>> Start RECORDS SUPPLIED

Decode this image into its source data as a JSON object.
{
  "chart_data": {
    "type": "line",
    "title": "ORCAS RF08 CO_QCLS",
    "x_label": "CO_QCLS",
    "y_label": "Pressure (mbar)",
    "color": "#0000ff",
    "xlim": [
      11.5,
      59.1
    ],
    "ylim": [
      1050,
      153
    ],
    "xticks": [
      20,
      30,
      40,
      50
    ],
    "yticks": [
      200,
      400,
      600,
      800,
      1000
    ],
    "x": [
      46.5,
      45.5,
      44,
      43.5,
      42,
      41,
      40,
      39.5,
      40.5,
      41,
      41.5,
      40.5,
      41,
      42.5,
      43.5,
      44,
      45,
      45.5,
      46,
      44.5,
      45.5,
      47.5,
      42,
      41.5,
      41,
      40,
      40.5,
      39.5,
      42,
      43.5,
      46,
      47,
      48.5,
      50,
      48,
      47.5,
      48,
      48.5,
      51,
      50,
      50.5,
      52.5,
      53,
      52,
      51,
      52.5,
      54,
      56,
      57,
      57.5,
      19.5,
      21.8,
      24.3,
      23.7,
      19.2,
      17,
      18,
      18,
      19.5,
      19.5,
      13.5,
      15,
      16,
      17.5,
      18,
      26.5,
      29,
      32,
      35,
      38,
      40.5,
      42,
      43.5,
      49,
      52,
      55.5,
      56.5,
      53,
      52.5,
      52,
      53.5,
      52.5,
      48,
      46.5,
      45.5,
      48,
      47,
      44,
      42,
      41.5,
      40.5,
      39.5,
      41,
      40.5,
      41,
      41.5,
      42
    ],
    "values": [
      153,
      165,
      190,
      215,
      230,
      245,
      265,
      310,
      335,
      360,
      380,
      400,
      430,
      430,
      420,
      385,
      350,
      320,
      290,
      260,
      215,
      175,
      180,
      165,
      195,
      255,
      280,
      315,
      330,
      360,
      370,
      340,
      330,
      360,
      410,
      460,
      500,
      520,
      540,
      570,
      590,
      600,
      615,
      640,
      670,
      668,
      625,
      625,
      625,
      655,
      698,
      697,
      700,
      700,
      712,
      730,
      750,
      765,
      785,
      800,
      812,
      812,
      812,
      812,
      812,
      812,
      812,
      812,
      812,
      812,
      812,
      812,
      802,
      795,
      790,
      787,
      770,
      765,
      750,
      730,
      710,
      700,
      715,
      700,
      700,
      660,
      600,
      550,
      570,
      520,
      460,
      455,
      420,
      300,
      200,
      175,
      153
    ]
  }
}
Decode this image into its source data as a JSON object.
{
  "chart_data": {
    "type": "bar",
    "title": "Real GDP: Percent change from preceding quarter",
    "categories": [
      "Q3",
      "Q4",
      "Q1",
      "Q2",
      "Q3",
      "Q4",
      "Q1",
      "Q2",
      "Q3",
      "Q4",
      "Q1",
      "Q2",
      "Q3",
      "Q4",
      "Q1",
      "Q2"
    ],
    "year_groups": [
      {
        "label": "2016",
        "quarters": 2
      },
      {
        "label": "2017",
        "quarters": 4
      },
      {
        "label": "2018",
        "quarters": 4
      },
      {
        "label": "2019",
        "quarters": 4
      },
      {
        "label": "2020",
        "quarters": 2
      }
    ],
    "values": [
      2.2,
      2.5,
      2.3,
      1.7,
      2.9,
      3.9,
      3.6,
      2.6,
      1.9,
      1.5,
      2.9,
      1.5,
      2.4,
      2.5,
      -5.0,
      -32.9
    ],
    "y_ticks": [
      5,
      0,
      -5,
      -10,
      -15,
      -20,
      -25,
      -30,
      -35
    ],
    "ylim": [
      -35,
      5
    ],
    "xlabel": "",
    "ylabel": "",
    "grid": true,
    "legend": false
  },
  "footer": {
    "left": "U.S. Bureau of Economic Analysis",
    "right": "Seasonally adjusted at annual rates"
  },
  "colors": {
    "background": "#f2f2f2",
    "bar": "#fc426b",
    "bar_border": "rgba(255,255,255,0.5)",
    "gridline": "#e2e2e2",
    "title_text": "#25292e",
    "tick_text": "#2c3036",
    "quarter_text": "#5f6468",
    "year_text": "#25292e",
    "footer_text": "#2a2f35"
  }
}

>> End RECORDS SUPPLIED

All of the material must be reproduced exactly.

(EXPECTED ANSWER):
Decode this image into its source data as a JSON object.
{
  "chart_data": {
    "type": "line",
    "title": "ORCAS RF08 CO_QCLS",
    "x_label": "CO_QCLS",
    "y_label": "Pressure (mbar)",
    "color": "#0000ff",
    "xlim": [
      11.5,
      59.1
    ],
    "ylim": [
      1050,
      153
    ],
    "xticks": [
      20,
      30,
      40,
      50
    ],
    "yticks": [
      200,
      400,
      600,
      800,
      1000
    ],
    "x": [
      46.5,
      45.5,
      44,
      43.5,
      42,
      41,
      40,
      39.5,
      40.5,
      41,
      41.5,
      40.5,
      41,
      42.5,
      43.5,
      44,
      45,
      45.5,
      46,
      44.5,
      45.5,
      47.5,
      42,
      41.5,
      41,
      40,
      40.5,
      39.5,
      42,
      43.5,
      46,
      47,
      48.5,
      50,
      48,
      47.5,
      48,
      48.5,
      51,
      50,
      50.5,
      52.5,
      53,
      52,
      51,
      52.5,
      54,
      56,
      57,
      57.5,
      19.5,
      21.8,
      24.3,
      23.7,
      19.2,
      17,
      18,
      18,
      19.5,
      19.5,
      13.5,
      15,
      16,
      17.5,
      18,
      26.5,
      29,
      32,
      35,
      38,
      40.5,
      42,
      43.5,
      49,
      52,
      55.5,
      56.5,
      53,
      52.5,
      52,
      53.5,
      52.5,
      48,
      46.5,
      45.5,
      48,
      47,
      44,
      42,
      41.5,
      40.5,
      39.5,
      41,
      40.5,
      41,
      41.5,
      42
    ],
    "values": [
      153,
      165,
      190,
      215,
      230,
      245,
      265,
      310,
      335,
      360,
      380,
      400,
      430,
      430,
      420,
      385,
      350,
      320,
      290,
      260,
      215,
      175,
      180,
      165,
      195,
      255,
      280,
      315,
      330,
      360,
      370,
      340,
      330,
      360,
      410,
      460,
      500,
      520,
      540,
      570,
      590,
      600,
      615,
      640,
      670,
      668,
      625,
      625,
      625,
      655,
      698,
      697,
      700,
      700,
      712,
      730,
      750,
      765,
      785,
      800,
      812,
      812,
      812,
      812,
      812,
      812,
      812,
      812,
      812,
      812,
      812,
      812,
      802,
      795,
      790,
      787,
      770,
      765,
      750,
      730,
      710,
      700,
      715,
      700,
      700,
      660,
      600,
      550,
      570,
      520,
      460,
      455,
      420,
      300,
      200,
      175,
      153
    ]
  }
}
Decode this image into its source data as a JSON object.
{
  "chart_data": {
    "type": "bar",
    "title": "Real GDP: Percent change from preceding quarter",
    "categories": [
      "Q3",
      "Q4",
      "Q1",
      "Q2",
      "Q3",
      "Q4",
      "Q1",
      "Q2",
      "Q3",
      "Q4",
      "Q1",
      "Q2",
      "Q3",
      "Q4",
      "Q1",
      "Q2"
    ],
    "year_groups": [
      {
        "label": "2016",
        "quarters": 2
      },
      {
        "label": "2017",
        "quarters": 4
      },
      {
        "label": "2018",
        "quarters": 4
      },
      {
        "label": "2019",
        "quarters": 4
      },
      {
        "label": "2020",
        "quarters": 2
      }
    ],
    "values": [
      2.2,
      2.5,
      2.3,
      1.7,
      2.9,
      3.9,
      3.6,
      2.6,
      1.9,
      1.5,
      2.9,
      1.5,
      2.4,
      2.5,
      -5.0,
      -32.9
    ],
    "y_ticks": [
      5,
      0,
      -5,
      -10,
      -15,
      -20,
      -25,
      -30,
      -35
    ],
    "ylim": [
      -35,
      5
    ],
    "xlabel": "",
    "ylabel": "",
    "grid": true,
    "legend": false
  },
  "footer": {
    "left": "U.S. Bureau of Economic Analysis",
    "right": "Seasonally adjusted at annual rates"
  },
  "colors": {
    "background": "#f2f2f2",
    "bar": "#fc426b",
    "bar_border": "rgba(255,255,255,0.5)",
    "gridline": "#e2e2e2",
    "title_text": "#25292e",
    "tick_text": "#2c3036",
    "quarter_text": "#5f6468",
    "year_text": "#25292e",
    "footer_text": "#2a2f35"
  }
}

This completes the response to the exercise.